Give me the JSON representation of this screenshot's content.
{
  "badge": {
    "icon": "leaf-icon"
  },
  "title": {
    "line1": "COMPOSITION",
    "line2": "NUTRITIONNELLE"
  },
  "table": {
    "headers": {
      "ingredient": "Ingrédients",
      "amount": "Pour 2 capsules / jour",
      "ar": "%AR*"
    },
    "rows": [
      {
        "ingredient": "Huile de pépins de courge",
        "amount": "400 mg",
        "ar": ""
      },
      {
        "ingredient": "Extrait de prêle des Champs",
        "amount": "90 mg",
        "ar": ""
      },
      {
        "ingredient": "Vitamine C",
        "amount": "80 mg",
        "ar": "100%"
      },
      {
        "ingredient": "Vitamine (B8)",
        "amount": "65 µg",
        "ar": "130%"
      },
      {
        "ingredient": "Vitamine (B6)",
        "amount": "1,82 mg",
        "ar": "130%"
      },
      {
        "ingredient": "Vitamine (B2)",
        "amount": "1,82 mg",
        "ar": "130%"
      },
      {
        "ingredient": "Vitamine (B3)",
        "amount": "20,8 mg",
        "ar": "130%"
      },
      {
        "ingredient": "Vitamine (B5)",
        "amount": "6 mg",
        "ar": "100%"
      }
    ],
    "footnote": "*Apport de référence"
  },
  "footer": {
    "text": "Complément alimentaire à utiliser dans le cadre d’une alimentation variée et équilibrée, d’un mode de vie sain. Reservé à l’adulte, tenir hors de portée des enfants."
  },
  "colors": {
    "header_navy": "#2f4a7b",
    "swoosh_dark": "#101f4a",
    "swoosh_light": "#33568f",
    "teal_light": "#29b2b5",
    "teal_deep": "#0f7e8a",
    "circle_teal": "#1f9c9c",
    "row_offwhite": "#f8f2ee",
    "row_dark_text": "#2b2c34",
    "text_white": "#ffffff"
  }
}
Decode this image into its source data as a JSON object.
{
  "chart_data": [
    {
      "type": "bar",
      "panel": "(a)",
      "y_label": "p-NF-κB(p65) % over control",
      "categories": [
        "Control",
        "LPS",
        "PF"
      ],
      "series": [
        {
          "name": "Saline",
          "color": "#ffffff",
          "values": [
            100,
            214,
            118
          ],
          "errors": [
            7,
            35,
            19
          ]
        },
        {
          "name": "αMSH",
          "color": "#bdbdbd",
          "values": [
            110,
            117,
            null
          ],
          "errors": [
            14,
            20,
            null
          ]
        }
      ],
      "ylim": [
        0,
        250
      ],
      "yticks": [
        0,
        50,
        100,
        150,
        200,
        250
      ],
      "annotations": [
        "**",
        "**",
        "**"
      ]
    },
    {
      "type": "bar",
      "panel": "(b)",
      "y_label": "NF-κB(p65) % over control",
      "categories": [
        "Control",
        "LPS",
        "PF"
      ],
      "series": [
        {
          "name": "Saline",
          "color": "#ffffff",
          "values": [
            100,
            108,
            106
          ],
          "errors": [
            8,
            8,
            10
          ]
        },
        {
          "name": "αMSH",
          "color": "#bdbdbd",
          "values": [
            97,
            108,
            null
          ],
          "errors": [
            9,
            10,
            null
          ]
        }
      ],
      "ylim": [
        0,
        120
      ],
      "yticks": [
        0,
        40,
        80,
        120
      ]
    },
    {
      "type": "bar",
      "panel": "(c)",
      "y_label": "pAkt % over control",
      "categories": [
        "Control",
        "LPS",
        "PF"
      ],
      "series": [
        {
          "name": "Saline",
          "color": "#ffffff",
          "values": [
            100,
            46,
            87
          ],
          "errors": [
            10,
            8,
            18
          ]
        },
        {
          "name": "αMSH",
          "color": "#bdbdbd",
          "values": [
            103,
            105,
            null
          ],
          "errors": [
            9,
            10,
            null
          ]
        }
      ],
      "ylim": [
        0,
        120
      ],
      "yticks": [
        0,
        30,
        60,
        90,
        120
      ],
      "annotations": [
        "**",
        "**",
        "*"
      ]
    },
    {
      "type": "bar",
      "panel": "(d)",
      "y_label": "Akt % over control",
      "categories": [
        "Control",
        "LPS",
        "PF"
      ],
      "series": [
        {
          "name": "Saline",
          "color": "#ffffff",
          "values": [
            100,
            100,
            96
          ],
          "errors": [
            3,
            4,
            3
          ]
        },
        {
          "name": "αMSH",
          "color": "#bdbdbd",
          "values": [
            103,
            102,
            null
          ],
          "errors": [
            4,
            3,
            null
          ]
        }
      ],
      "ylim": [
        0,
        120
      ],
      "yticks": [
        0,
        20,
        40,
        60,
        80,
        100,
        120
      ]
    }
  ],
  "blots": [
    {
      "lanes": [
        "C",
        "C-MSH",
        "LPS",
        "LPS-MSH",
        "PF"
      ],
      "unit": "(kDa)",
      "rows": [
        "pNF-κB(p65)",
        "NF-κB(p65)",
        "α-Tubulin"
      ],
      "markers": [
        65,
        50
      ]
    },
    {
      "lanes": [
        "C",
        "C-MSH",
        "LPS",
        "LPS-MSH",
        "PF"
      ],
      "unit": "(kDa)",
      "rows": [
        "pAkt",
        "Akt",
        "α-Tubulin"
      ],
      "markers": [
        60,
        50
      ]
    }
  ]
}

※

Exercise details ->
Above are several records. Count the lines among them that contain "ingredient" and give only the total.

Written answer ->
9